SOURCE RECORDS:
◆ ◆ ◆

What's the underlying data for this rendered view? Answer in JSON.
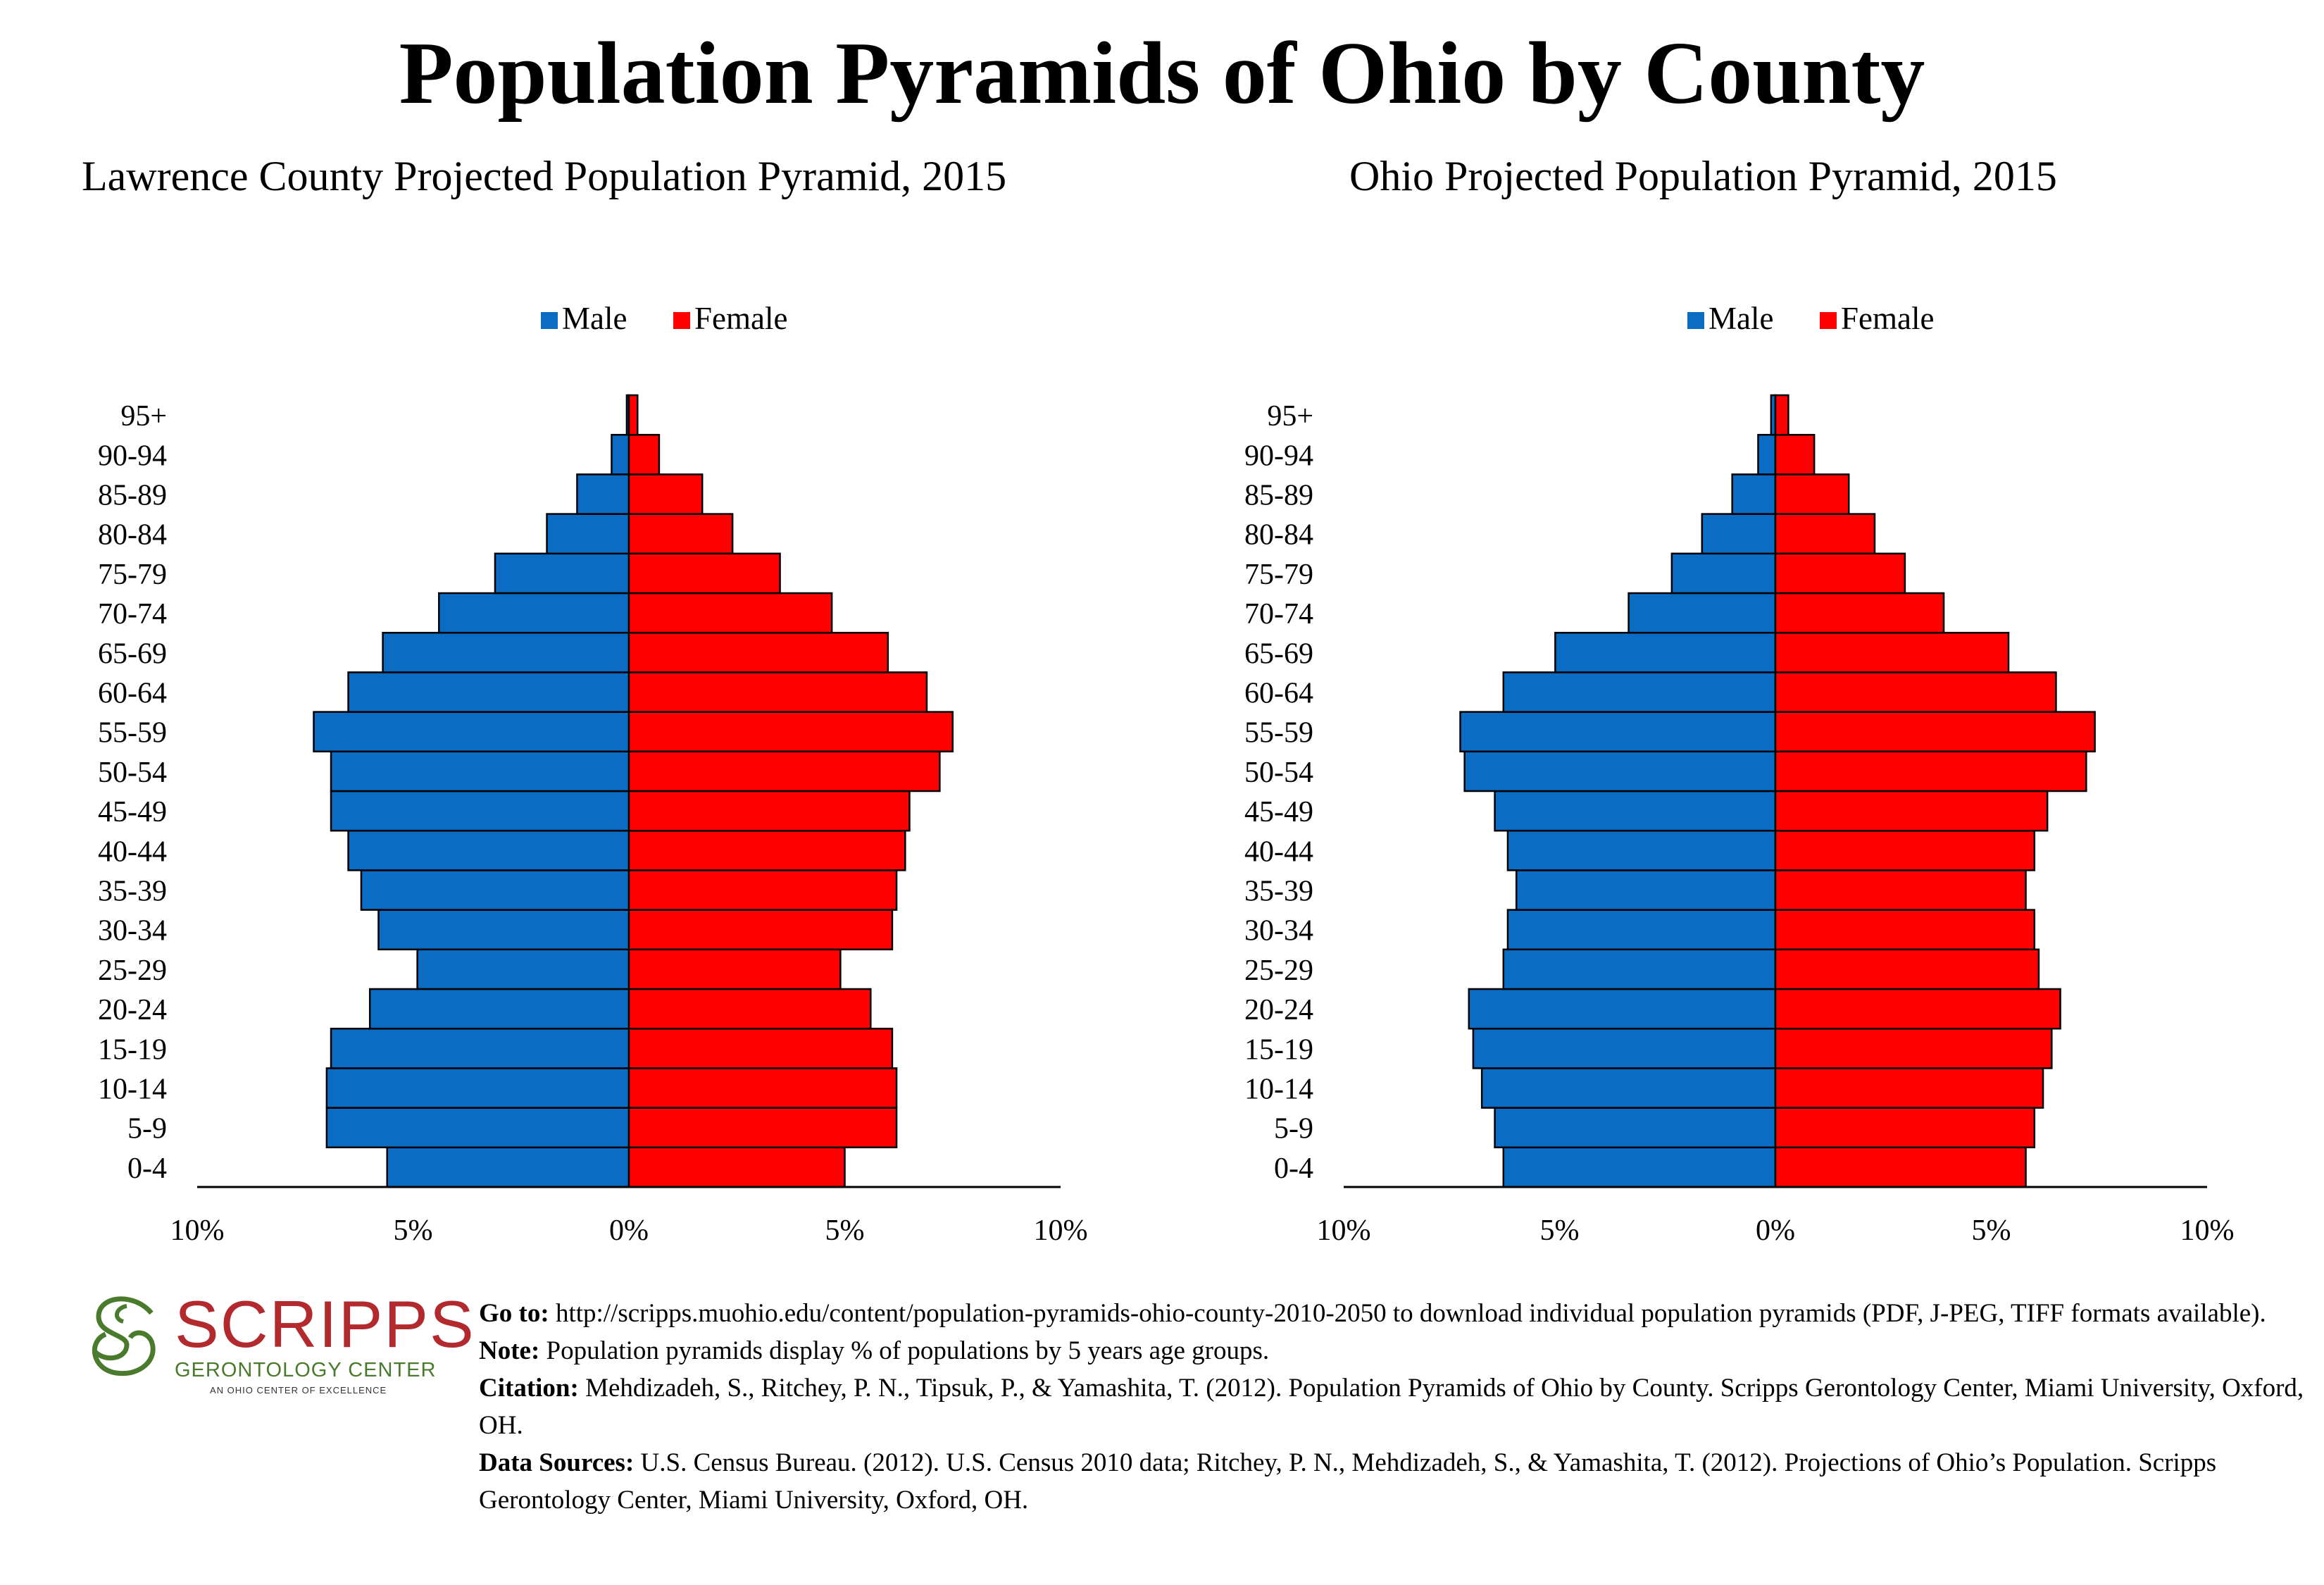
{
  "page": {
    "title": "Population Pyramids of Ohio by County"
  },
  "footer": {
    "goto_label": "Go to:",
    "goto_text": " http://scripps.muohio.edu/content/population-pyramids-ohio-county-2010-2050 to download individual population pyramids (PDF, J-PEG, TIFF formats available).",
    "note_label": "Note:",
    "note_text": " Population pyramids display % of populations by 5 years age groups.",
    "citation_label": "Citation:",
    "citation_text": " Mehdizadeh, S., Ritchey, P. N., Tipsuk, P., & Yamashita, T. (2012). Population Pyramids of Ohio by County. Scripps Gerontology Center, Miami University, Oxford, OH.",
    "sources_label": "Data Sources:",
    "sources_text": " U.S. Census Bureau. (2012). U.S. Census 2010 data; Ritchey, P. N., Mehdizadeh, S., & Yamashita, T. (2012). Projections of Ohio’s Population. Scripps Gerontology Center, Miami University, Oxford, OH."
  },
  "logo": {
    "name": "SCRIPPS",
    "subtitle": "GERONTOLOGY CENTER",
    "tagline": "AN OHIO CENTER OF EXCELLENCE",
    "colors": {
      "name": "#b22a2e",
      "icon": "#4a7a2c"
    }
  },
  "colors": {
    "male": "#0b6cc4",
    "female": "#ff0000",
    "outline": "#000000"
  },
  "chart_data": [
    {
      "type": "bar",
      "orientation": "horizontal-pyramid",
      "title": "Lawrence County Projected Population Pyramid, 2015",
      "categories": [
        "0-4",
        "5-9",
        "10-14",
        "15-19",
        "20-24",
        "25-29",
        "30-34",
        "35-39",
        "40-44",
        "45-49",
        "50-54",
        "55-59",
        "60-64",
        "65-69",
        "70-74",
        "75-79",
        "80-84",
        "85-89",
        "90-94",
        "95+"
      ],
      "series": [
        {
          "name": "Male",
          "color": "#0b6cc4",
          "values": [
            5.6,
            7.0,
            7.0,
            6.9,
            6.0,
            4.9,
            5.8,
            6.2,
            6.5,
            6.9,
            6.9,
            7.3,
            6.5,
            5.7,
            4.4,
            3.1,
            1.9,
            1.2,
            0.4,
            0.05
          ]
        },
        {
          "name": "Female",
          "color": "#ff0000",
          "values": [
            5.0,
            6.2,
            6.2,
            6.1,
            5.6,
            4.9,
            6.1,
            6.2,
            6.4,
            6.5,
            7.2,
            7.5,
            6.9,
            6.0,
            4.7,
            3.5,
            2.4,
            1.7,
            0.7,
            0.2
          ]
        }
      ],
      "x_tick_labels": [
        "10%",
        "5%",
        "0%",
        "5%",
        "10%"
      ],
      "xlim": [
        -10,
        10
      ],
      "legend": "top-center",
      "grid": false
    },
    {
      "type": "bar",
      "orientation": "horizontal-pyramid",
      "title": "Ohio Projected Population Pyramid, 2015",
      "categories": [
        "0-4",
        "5-9",
        "10-14",
        "15-19",
        "20-24",
        "25-29",
        "30-34",
        "35-39",
        "40-44",
        "45-49",
        "50-54",
        "55-59",
        "60-64",
        "65-69",
        "70-74",
        "75-79",
        "80-84",
        "85-89",
        "90-94",
        "95+"
      ],
      "series": [
        {
          "name": "Male",
          "color": "#0b6cc4",
          "values": [
            6.3,
            6.5,
            6.8,
            7.0,
            7.1,
            6.3,
            6.2,
            6.0,
            6.2,
            6.5,
            7.2,
            7.3,
            6.3,
            5.1,
            3.4,
            2.4,
            1.7,
            1.0,
            0.4,
            0.1
          ]
        },
        {
          "name": "Female",
          "color": "#ff0000",
          "values": [
            5.8,
            6.0,
            6.2,
            6.4,
            6.6,
            6.1,
            6.0,
            5.8,
            6.0,
            6.3,
            7.2,
            7.4,
            6.5,
            5.4,
            3.9,
            3.0,
            2.3,
            1.7,
            0.9,
            0.3
          ]
        }
      ],
      "x_tick_labels": [
        "10%",
        "5%",
        "0%",
        "5%",
        "10%"
      ],
      "xlim": [
        -10,
        10
      ],
      "legend": "top-center",
      "grid": false
    }
  ]
}
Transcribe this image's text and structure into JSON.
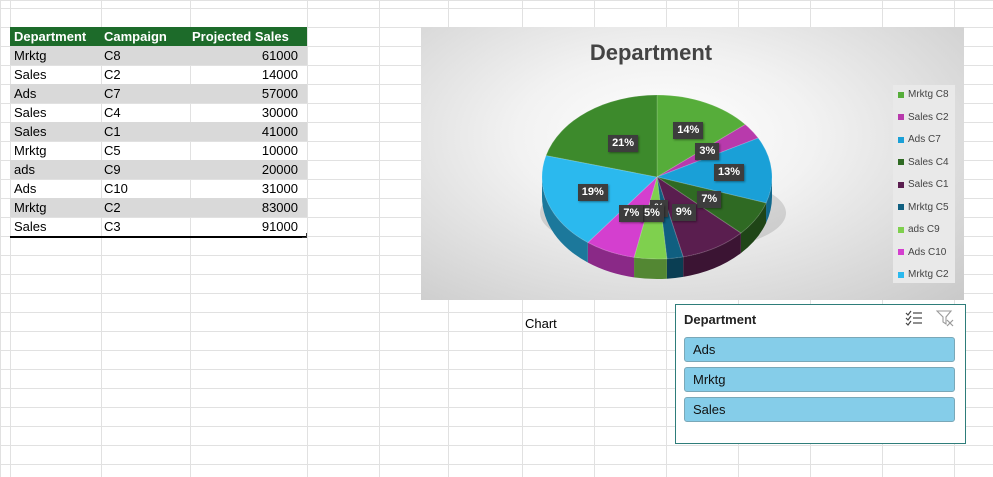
{
  "table": {
    "headers": [
      "Department",
      "Campaign",
      "Projected Sales"
    ],
    "rows": [
      [
        "Mrktg",
        "C8",
        "61000"
      ],
      [
        "Sales",
        "C2",
        "14000"
      ],
      [
        "Ads",
        "C7",
        "57000"
      ],
      [
        "Sales",
        "C4",
        "30000"
      ],
      [
        "Sales",
        "C1",
        "41000"
      ],
      [
        "Mrktg",
        "C5",
        "10000"
      ],
      [
        "ads",
        "C9",
        "20000"
      ],
      [
        "Ads",
        "C10",
        "31000"
      ],
      [
        "Mrktg",
        "C2",
        "83000"
      ],
      [
        "Sales",
        "C3",
        "91000"
      ]
    ],
    "header_color": "#1d6b2a",
    "band_color": "#d9d9d9"
  },
  "chart_data": {
    "type": "pie",
    "title": "Department",
    "categories": [
      "Mrktg C8",
      "Sales C2",
      "Ads C7",
      "Sales C4",
      "Sales C1",
      "Mrktg C5",
      "ads C9",
      "Ads C10",
      "Mrktg C2",
      "Sales C3"
    ],
    "values": [
      61000,
      14000,
      57000,
      30000,
      41000,
      10000,
      20000,
      31000,
      83000,
      91000
    ],
    "colors": [
      "#56ad3a",
      "#b83aac",
      "#1aa0d7",
      "#2f6a23",
      "#5a1e4f",
      "#105f80",
      "#7fd04e",
      "#d43fcf",
      "#2bb9ee",
      "#3d8a2c"
    ],
    "legend": [
      "Mrktg C8",
      "Sales C2",
      "Ads C7",
      "Sales C4",
      "Sales C1",
      "Mrktg C5",
      "ads C9",
      "Ads C10",
      "Mrktg C2"
    ],
    "legend_position": "right",
    "data_labels": [
      "14%",
      "3%",
      "13%",
      "7%",
      "9%",
      "%",
      "5%",
      "7%",
      "19%",
      "21%"
    ]
  },
  "chart_caption": "Chart",
  "slicer": {
    "title": "Department",
    "items": [
      "Ads",
      "Mrktg",
      "Sales"
    ],
    "multi_select_icon": "multi-select-icon",
    "clear_filter_icon": "clear-filter-icon"
  }
}
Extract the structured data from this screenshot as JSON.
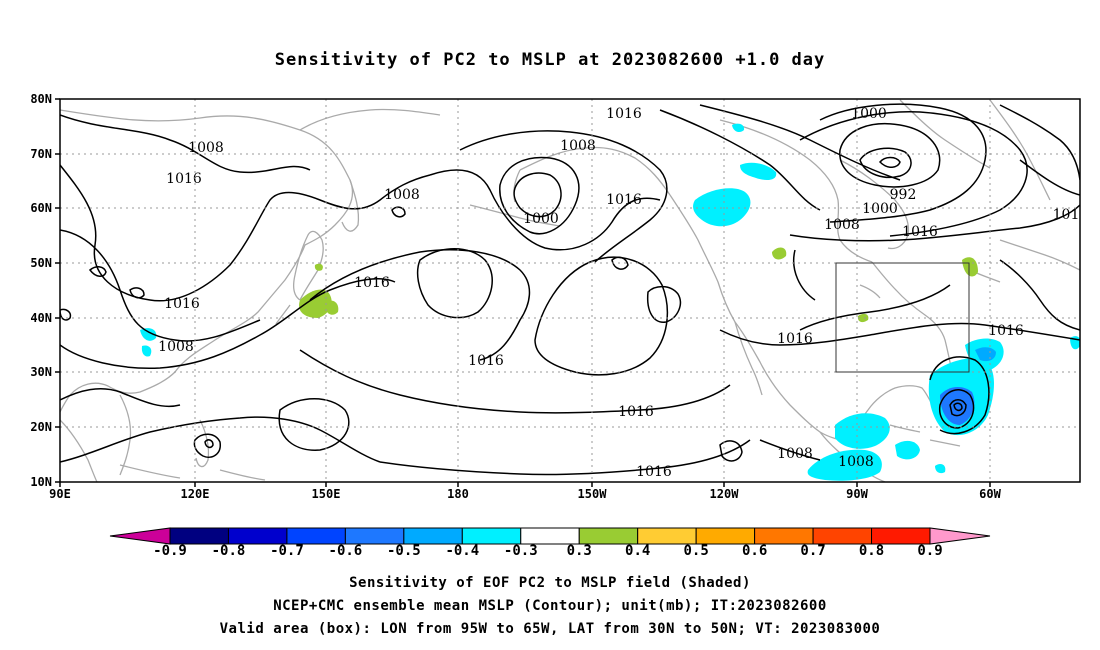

◆ ◆ ◆

INSTRUCTION: From the material above, reproduce everything verbatim except the pictures.

RESULT BELOW:
What's the underlying data for this rendered view? Answer in JSON.
{
  "page": {
    "title": "Population Pyramids of Ohio by County"
  },
  "footer": {
    "goto_label": "Go to:",
    "goto_text": " http://scripps.muohio.edu/content/population-pyramids-ohio-county-2010-2050 to download individual population pyramids (PDF, J-PEG, TIFF formats available).",
    "note_label": "Note:",
    "note_text": " Population pyramids display % of populations by 5 years age groups.",
    "citation_label": "Citation:",
    "citation_text": " Mehdizadeh, S., Ritchey, P. N., Tipsuk, P., & Yamashita, T. (2012). Population Pyramids of Ohio by County. Scripps Gerontology Center, Miami University, Oxford, OH.",
    "sources_label": "Data Sources:",
    "sources_text": " U.S. Census Bureau. (2012). U.S. Census 2010 data; Ritchey, P. N., Mehdizadeh, S., & Yamashita, T. (2012). Projections of Ohio’s Population. Scripps Gerontology Center, Miami University, Oxford, OH."
  },
  "logo": {
    "name": "SCRIPPS",
    "subtitle": "GERONTOLOGY CENTER",
    "tagline": "AN OHIO CENTER OF EXCELLENCE",
    "colors": {
      "name": "#b22a2e",
      "icon": "#4a7a2c"
    }
  },
  "colors": {
    "male": "#0b6cc4",
    "female": "#ff0000",
    "outline": "#000000"
  },
  "chart_data": [
    {
      "type": "bar",
      "orientation": "horizontal-pyramid",
      "title": "Lawrence County Projected Population Pyramid, 2015",
      "categories": [
        "0-4",
        "5-9",
        "10-14",
        "15-19",
        "20-24",
        "25-29",
        "30-34",
        "35-39",
        "40-44",
        "45-49",
        "50-54",
        "55-59",
        "60-64",
        "65-69",
        "70-74",
        "75-79",
        "80-84",
        "85-89",
        "90-94",
        "95+"
      ],
      "series": [
        {
          "name": "Male",
          "color": "#0b6cc4",
          "values": [
            5.6,
            7.0,
            7.0,
            6.9,
            6.0,
            4.9,
            5.8,
            6.2,
            6.5,
            6.9,
            6.9,
            7.3,
            6.5,
            5.7,
            4.4,
            3.1,
            1.9,
            1.2,
            0.4,
            0.05
          ]
        },
        {
          "name": "Female",
          "color": "#ff0000",
          "values": [
            5.0,
            6.2,
            6.2,
            6.1,
            5.6,
            4.9,
            6.1,
            6.2,
            6.4,
            6.5,
            7.2,
            7.5,
            6.9,
            6.0,
            4.7,
            3.5,
            2.4,
            1.7,
            0.7,
            0.2
          ]
        }
      ],
      "x_tick_labels": [
        "10%",
        "5%",
        "0%",
        "5%",
        "10%"
      ],
      "xlim": [
        -10,
        10
      ],
      "legend": "top-center",
      "grid": false
    },
    {
      "type": "bar",
      "orientation": "horizontal-pyramid",
      "title": "Ohio Projected Population Pyramid, 2015",
      "categories": [
        "0-4",
        "5-9",
        "10-14",
        "15-19",
        "20-24",
        "25-29",
        "30-34",
        "35-39",
        "40-44",
        "45-49",
        "50-54",
        "55-59",
        "60-64",
        "65-69",
        "70-74",
        "75-79",
        "80-84",
        "85-89",
        "90-94",
        "95+"
      ],
      "series": [
        {
          "name": "Male",
          "color": "#0b6cc4",
          "values": [
            6.3,
            6.5,
            6.8,
            7.0,
            7.1,
            6.3,
            6.2,
            6.0,
            6.2,
            6.5,
            7.2,
            7.3,
            6.3,
            5.1,
            3.4,
            2.4,
            1.7,
            1.0,
            0.4,
            0.1
          ]
        },
        {
          "name": "Female",
          "color": "#ff0000",
          "values": [
            5.8,
            6.0,
            6.2,
            6.4,
            6.6,
            6.1,
            6.0,
            5.8,
            6.0,
            6.3,
            7.2,
            7.4,
            6.5,
            5.4,
            3.9,
            3.0,
            2.3,
            1.7,
            0.9,
            0.3
          ]
        }
      ],
      "x_tick_labels": [
        "10%",
        "5%",
        "0%",
        "5%",
        "10%"
      ],
      "xlim": [
        -10,
        10
      ],
      "legend": "top-center",
      "grid": false
    }
  ]
}
Transcribe this image's text and structure into JSON.
{
  "table": {
    "headers": [
      "Department",
      "Campaign",
      "Projected Sales"
    ],
    "rows": [
      [
        "Mrktg",
        "C8",
        "61000"
      ],
      [
        "Sales",
        "C2",
        "14000"
      ],
      [
        "Ads",
        "C7",
        "57000"
      ],
      [
        "Sales",
        "C4",
        "30000"
      ],
      [
        "Sales",
        "C1",
        "41000"
      ],
      [
        "Mrktg",
        "C5",
        "10000"
      ],
      [
        "ads",
        "C9",
        "20000"
      ],
      [
        "Ads",
        "C10",
        "31000"
      ],
      [
        "Mrktg",
        "C2",
        "83000"
      ],
      [
        "Sales",
        "C3",
        "91000"
      ]
    ],
    "header_color": "#1d6b2a",
    "band_color": "#d9d9d9"
  },
  "chart_data": {
    "type": "pie",
    "title": "Department",
    "categories": [
      "Mrktg C8",
      "Sales C2",
      "Ads C7",
      "Sales C4",
      "Sales C1",
      "Mrktg C5",
      "ads C9",
      "Ads C10",
      "Mrktg C2",
      "Sales C3"
    ],
    "values": [
      61000,
      14000,
      57000,
      30000,
      41000,
      10000,
      20000,
      31000,
      83000,
      91000
    ],
    "colors": [
      "#56ad3a",
      "#b83aac",
      "#1aa0d7",
      "#2f6a23",
      "#5a1e4f",
      "#105f80",
      "#7fd04e",
      "#d43fcf",
      "#2bb9ee",
      "#3d8a2c"
    ],
    "legend": [
      "Mrktg C8",
      "Sales C2",
      "Ads C7",
      "Sales C4",
      "Sales C1",
      "Mrktg C5",
      "ads C9",
      "Ads C10",
      "Mrktg C2"
    ],
    "legend_position": "right",
    "data_labels": [
      "14%",
      "3%",
      "13%",
      "7%",
      "9%",
      "%",
      "5%",
      "7%",
      "19%",
      "21%"
    ]
  },
  "chart_caption": "Chart",
  "slicer": {
    "title": "Department",
    "items": [
      "Ads",
      "Mrktg",
      "Sales"
    ],
    "multi_select_icon": "multi-select-icon",
    "clear_filter_icon": "clear-filter-icon"
  }
}
Extract the structured data from this screenshot as JSON.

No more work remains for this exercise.